** Texte fourni **
****************

Lentement, mais sûrement, les lignes bougent au sein du Plan stratégique national (PSN), transmis par la France dans le cadre de la nouvelle Politique agricole commune (PAC) 2023-2027. Afin de relever globalement le niveau d'exigence appliqué à la certification « Haute Valeur environnementale » (HVE), intégrée au dispositif de l'écorégime, le ministère de l'Agriculture vient ainsi de proposer des modifications de son cahier des charges.

****************

** Consigne A **
Relevez chaque sigle présent dans le texte avec la forme développée qui l'accompagne.
** Consigne B **
D'après le texte, pourquoi le ministère de l'Agriculture propose-t-il de modifier le cahier des charges de la certification HVE ?
** Consigne C **
Restituez à l'identique le passage du texte qui va de « Lentement, mais sûrement, les » jusqu'à « cahier des charges. ».

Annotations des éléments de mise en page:
****************

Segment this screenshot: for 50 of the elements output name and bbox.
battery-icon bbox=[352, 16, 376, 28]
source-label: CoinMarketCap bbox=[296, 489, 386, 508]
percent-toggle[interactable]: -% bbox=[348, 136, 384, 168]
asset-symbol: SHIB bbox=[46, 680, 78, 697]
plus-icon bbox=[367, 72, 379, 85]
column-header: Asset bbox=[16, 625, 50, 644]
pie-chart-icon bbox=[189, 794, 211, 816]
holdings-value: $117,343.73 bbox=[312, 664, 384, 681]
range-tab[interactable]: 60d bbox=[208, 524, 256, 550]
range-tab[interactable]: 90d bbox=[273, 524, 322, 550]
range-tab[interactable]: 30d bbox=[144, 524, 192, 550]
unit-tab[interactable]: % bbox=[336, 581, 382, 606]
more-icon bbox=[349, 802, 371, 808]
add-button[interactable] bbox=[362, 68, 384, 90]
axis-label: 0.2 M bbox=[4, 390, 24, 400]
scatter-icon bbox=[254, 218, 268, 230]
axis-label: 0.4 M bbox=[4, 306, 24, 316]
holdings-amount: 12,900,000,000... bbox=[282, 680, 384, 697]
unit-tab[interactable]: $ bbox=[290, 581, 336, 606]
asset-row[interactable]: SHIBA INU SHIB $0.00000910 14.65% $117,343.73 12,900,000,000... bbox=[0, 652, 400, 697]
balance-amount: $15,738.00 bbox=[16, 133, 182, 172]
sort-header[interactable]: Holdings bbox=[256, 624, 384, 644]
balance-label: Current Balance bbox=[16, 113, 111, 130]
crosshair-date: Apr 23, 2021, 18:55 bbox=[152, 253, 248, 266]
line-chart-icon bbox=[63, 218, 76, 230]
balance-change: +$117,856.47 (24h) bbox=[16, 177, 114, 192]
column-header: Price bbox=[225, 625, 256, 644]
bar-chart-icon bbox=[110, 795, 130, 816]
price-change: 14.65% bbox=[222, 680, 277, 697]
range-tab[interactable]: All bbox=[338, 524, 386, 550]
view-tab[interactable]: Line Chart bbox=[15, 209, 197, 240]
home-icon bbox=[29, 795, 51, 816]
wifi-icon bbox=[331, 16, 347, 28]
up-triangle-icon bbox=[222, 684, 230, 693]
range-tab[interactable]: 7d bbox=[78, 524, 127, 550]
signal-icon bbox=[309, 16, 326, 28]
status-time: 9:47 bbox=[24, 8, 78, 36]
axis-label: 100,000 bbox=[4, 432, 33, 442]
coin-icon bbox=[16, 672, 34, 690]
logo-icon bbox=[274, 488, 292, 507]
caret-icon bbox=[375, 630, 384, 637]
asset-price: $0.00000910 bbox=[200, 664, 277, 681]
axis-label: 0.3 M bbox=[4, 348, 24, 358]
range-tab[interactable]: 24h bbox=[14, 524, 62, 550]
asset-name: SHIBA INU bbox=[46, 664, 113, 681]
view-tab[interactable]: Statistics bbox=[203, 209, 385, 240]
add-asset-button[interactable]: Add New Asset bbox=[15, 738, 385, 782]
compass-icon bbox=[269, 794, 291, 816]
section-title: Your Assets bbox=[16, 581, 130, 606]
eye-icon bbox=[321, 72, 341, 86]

****************

** Réponse A **
- PSN : Plan stratégique national
- PAC : Politique agricole commune
- HVE : Haute Valeur environnementale

** Réponse B **
Le ministère veut relever globalement le niveau d'exigence appliqué à la certification « Haute Valeur environnementale » (HVE). Cette certification est intégrée au dispositif de l'écorégime.

** Réponse C **
Lentement, mais sûrement, les lignes bougent au sein du Plan stratégique national (PSN), transmis par la France dans le cadre de la nouvelle Politique agricole commune (PAC) 2023-2027. Afin de relever globalement le niveau d'exigence appliqué à la certification « Haute Valeur environnementale » (HVE), intégrée au dispositif de l'écorégime, le ministère de l'Agriculture vient ainsi de proposer des modifications de son cahier des charges.